#### GIVEN REQUEST:
What follows is a set of records; restate each one word for word and drop the pictures.

Figure data in JSON:
::::
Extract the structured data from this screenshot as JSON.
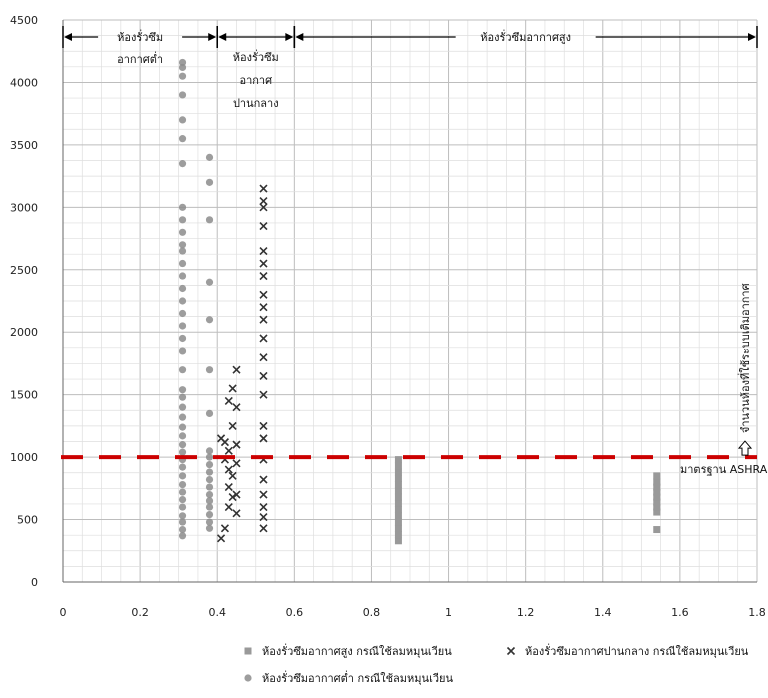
{
  "chart_data": {
    "type": "scatter",
    "title": "",
    "xlabel": "",
    "ylabel": "",
    "xlim": [
      0,
      1.8
    ],
    "ylim": [
      0,
      4500
    ],
    "x_ticks": [
      "0",
      "0.2",
      "0.4",
      "0.6",
      "0.8",
      "1",
      "1.2",
      "1.4",
      "1.6",
      "1.8"
    ],
    "y_ticks": [
      "0",
      "500",
      "1000",
      "1500",
      "2000",
      "2500",
      "3000",
      "3500",
      "4000",
      "4500"
    ],
    "grid": true,
    "legend_position": "bottom",
    "threshold": {
      "y": 1000,
      "color": "#cc0000",
      "label": "มาตรฐาน ASHRAE",
      "vertical_note": "จำนวนห้องที่ใช้ระบบเติมอากาศ"
    },
    "regions": [
      {
        "label_lines": [
          "ห้องรั่วซึม",
          "อากาศต่ำ"
        ],
        "x_from": 0,
        "x_to": 0.4
      },
      {
        "label_lines": [
          "ห้องรั่วซึม",
          "อากาศ",
          "ปานกลาง"
        ],
        "x_from": 0.4,
        "x_to": 0.6
      },
      {
        "label_lines": [
          "ห้องรั่วซึมอากาศสูง"
        ],
        "x_from": 0.6,
        "x_to": 1.8
      }
    ],
    "series": [
      {
        "name": "ห้องรั่วซึมอากาศสูง กรณีใช้ลมหมุนเวียน",
        "marker": "square",
        "color": "#999999",
        "x": [
          0.87,
          0.87,
          0.87,
          0.87,
          0.87,
          0.87,
          0.87,
          0.87,
          0.87,
          0.87,
          0.87,
          0.87,
          0.87,
          0.87,
          1.54,
          1.54,
          1.54,
          1.54,
          1.54,
          1.54,
          1.54,
          1.54,
          1.54
        ],
        "y": [
          330,
          380,
          430,
          480,
          530,
          580,
          630,
          680,
          730,
          780,
          830,
          880,
          930,
          980,
          420,
          560,
          600,
          640,
          680,
          720,
          760,
          800,
          850
        ]
      },
      {
        "name": "ห้องรั่วซึมอากาศปานกลาง กรณีใช้ลมหมุนเวียน",
        "marker": "x",
        "color": "#333333",
        "x": [
          0.41,
          0.41,
          0.42,
          0.42,
          0.42,
          0.43,
          0.43,
          0.43,
          0.43,
          0.43,
          0.44,
          0.44,
          0.44,
          0.44,
          0.45,
          0.45,
          0.45,
          0.45,
          0.45,
          0.45,
          0.52,
          0.52,
          0.52,
          0.52,
          0.52,
          0.52,
          0.52,
          0.52,
          0.52,
          0.52,
          0.52,
          0.52,
          0.52,
          0.52,
          0.52,
          0.52,
          0.52,
          0.52,
          0.52,
          0.52,
          0.52,
          0.52
        ],
        "y": [
          350,
          1150,
          430,
          980,
          1120,
          600,
          760,
          900,
          1050,
          1450,
          680,
          850,
          1250,
          1550,
          550,
          700,
          950,
          1100,
          1400,
          1700,
          430,
          520,
          600,
          700,
          820,
          980,
          1150,
          1250,
          1500,
          1650,
          1800,
          1950,
          2100,
          2200,
          2300,
          2450,
          2550,
          2650,
          2850,
          3000,
          3050,
          3150
        ]
      },
      {
        "name": "ห้องรั่วซึมอากาศต่ำ กรณีใช้ลมหมุนเวียน",
        "marker": "circle",
        "color": "#8c8c8c",
        "x": [
          0.31,
          0.31,
          0.31,
          0.31,
          0.31,
          0.31,
          0.31,
          0.31,
          0.31,
          0.31,
          0.31,
          0.31,
          0.31,
          0.31,
          0.31,
          0.31,
          0.31,
          0.31,
          0.31,
          0.31,
          0.31,
          0.31,
          0.31,
          0.31,
          0.31,
          0.31,
          0.31,
          0.31,
          0.31,
          0.31,
          0.31,
          0.31,
          0.31,
          0.31,
          0.31,
          0.31,
          0.31,
          0.31,
          0.31,
          0.31,
          0.38,
          0.38,
          0.38,
          0.38,
          0.38,
          0.38,
          0.38,
          0.38,
          0.38,
          0.38,
          0.38,
          0.38,
          0.38,
          0.38,
          0.38,
          0.38,
          0.38,
          0.38,
          0.38
        ],
        "y": [
          370,
          420,
          480,
          530,
          600,
          660,
          720,
          780,
          850,
          920,
          980,
          1040,
          1100,
          1170,
          1240,
          1320,
          1400,
          1480,
          1540,
          1700,
          1850,
          1950,
          2050,
          2150,
          2250,
          2350,
          2450,
          2550,
          2650,
          2700,
          2800,
          2900,
          3000,
          3350,
          3550,
          3700,
          3900,
          4050,
          4120,
          4160,
          430,
          480,
          540,
          600,
          650,
          700,
          760,
          820,
          880,
          940,
          1000,
          1050,
          1350,
          1700,
          2100,
          2400,
          2900,
          3200,
          3400
        ]
      }
    ]
  }
}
::::
#### COMPLETE ANSWER:
Extract the structured data from this screenshot as JSON.
{
  "chart_data": {
    "type": "scatter",
    "title": "",
    "xlabel": "",
    "ylabel": "",
    "xlim": [
      0,
      1.8
    ],
    "ylim": [
      0,
      4500
    ],
    "x_ticks": [
      "0",
      "0.2",
      "0.4",
      "0.6",
      "0.8",
      "1",
      "1.2",
      "1.4",
      "1.6",
      "1.8"
    ],
    "y_ticks": [
      "0",
      "500",
      "1000",
      "1500",
      "2000",
      "2500",
      "3000",
      "3500",
      "4000",
      "4500"
    ],
    "grid": true,
    "legend_position": "bottom",
    "threshold": {
      "y": 1000,
      "color": "#cc0000",
      "label": "มาตรฐาน ASHRAE",
      "vertical_note": "จำนวนห้องที่ใช้ระบบเติมอากาศ"
    },
    "regions": [
      {
        "label_lines": [
          "ห้องรั่วซึม",
          "อากาศต่ำ"
        ],
        "x_from": 0,
        "x_to": 0.4
      },
      {
        "label_lines": [
          "ห้องรั่วซึม",
          "อากาศ",
          "ปานกลาง"
        ],
        "x_from": 0.4,
        "x_to": 0.6
      },
      {
        "label_lines": [
          "ห้องรั่วซึมอากาศสูง"
        ],
        "x_from": 0.6,
        "x_to": 1.8
      }
    ],
    "series": [
      {
        "name": "ห้องรั่วซึมอากาศสูง กรณีใช้ลมหมุนเวียน",
        "marker": "square",
        "color": "#999999",
        "x": [
          0.87,
          0.87,
          0.87,
          0.87,
          0.87,
          0.87,
          0.87,
          0.87,
          0.87,
          0.87,
          0.87,
          0.87,
          0.87,
          0.87,
          1.54,
          1.54,
          1.54,
          1.54,
          1.54,
          1.54,
          1.54,
          1.54,
          1.54
        ],
        "y": [
          330,
          380,
          430,
          480,
          530,
          580,
          630,
          680,
          730,
          780,
          830,
          880,
          930,
          980,
          420,
          560,
          600,
          640,
          680,
          720,
          760,
          800,
          850
        ]
      },
      {
        "name": "ห้องรั่วซึมอากาศปานกลาง กรณีใช้ลมหมุนเวียน",
        "marker": "x",
        "color": "#333333",
        "x": [
          0.41,
          0.41,
          0.42,
          0.42,
          0.42,
          0.43,
          0.43,
          0.43,
          0.43,
          0.43,
          0.44,
          0.44,
          0.44,
          0.44,
          0.45,
          0.45,
          0.45,
          0.45,
          0.45,
          0.45,
          0.52,
          0.52,
          0.52,
          0.52,
          0.52,
          0.52,
          0.52,
          0.52,
          0.52,
          0.52,
          0.52,
          0.52,
          0.52,
          0.52,
          0.52,
          0.52,
          0.52,
          0.52,
          0.52,
          0.52,
          0.52,
          0.52
        ],
        "y": [
          350,
          1150,
          430,
          980,
          1120,
          600,
          760,
          900,
          1050,
          1450,
          680,
          850,
          1250,
          1550,
          550,
          700,
          950,
          1100,
          1400,
          1700,
          430,
          520,
          600,
          700,
          820,
          980,
          1150,
          1250,
          1500,
          1650,
          1800,
          1950,
          2100,
          2200,
          2300,
          2450,
          2550,
          2650,
          2850,
          3000,
          3050,
          3150
        ]
      },
      {
        "name": "ห้องรั่วซึมอากาศต่ำ กรณีใช้ลมหมุนเวียน",
        "marker": "circle",
        "color": "#8c8c8c",
        "x": [
          0.31,
          0.31,
          0.31,
          0.31,
          0.31,
          0.31,
          0.31,
          0.31,
          0.31,
          0.31,
          0.31,
          0.31,
          0.31,
          0.31,
          0.31,
          0.31,
          0.31,
          0.31,
          0.31,
          0.31,
          0.31,
          0.31,
          0.31,
          0.31,
          0.31,
          0.31,
          0.31,
          0.31,
          0.31,
          0.31,
          0.31,
          0.31,
          0.31,
          0.31,
          0.31,
          0.31,
          0.31,
          0.31,
          0.31,
          0.31,
          0.38,
          0.38,
          0.38,
          0.38,
          0.38,
          0.38,
          0.38,
          0.38,
          0.38,
          0.38,
          0.38,
          0.38,
          0.38,
          0.38,
          0.38,
          0.38,
          0.38,
          0.38,
          0.38
        ],
        "y": [
          370,
          420,
          480,
          530,
          600,
          660,
          720,
          780,
          850,
          920,
          980,
          1040,
          1100,
          1170,
          1240,
          1320,
          1400,
          1480,
          1540,
          1700,
          1850,
          1950,
          2050,
          2150,
          2250,
          2350,
          2450,
          2550,
          2650,
          2700,
          2800,
          2900,
          3000,
          3350,
          3550,
          3700,
          3900,
          4050,
          4120,
          4160,
          430,
          480,
          540,
          600,
          650,
          700,
          760,
          820,
          880,
          940,
          1000,
          1050,
          1350,
          1700,
          2100,
          2400,
          2900,
          3200,
          3400
        ]
      }
    ]
  }
}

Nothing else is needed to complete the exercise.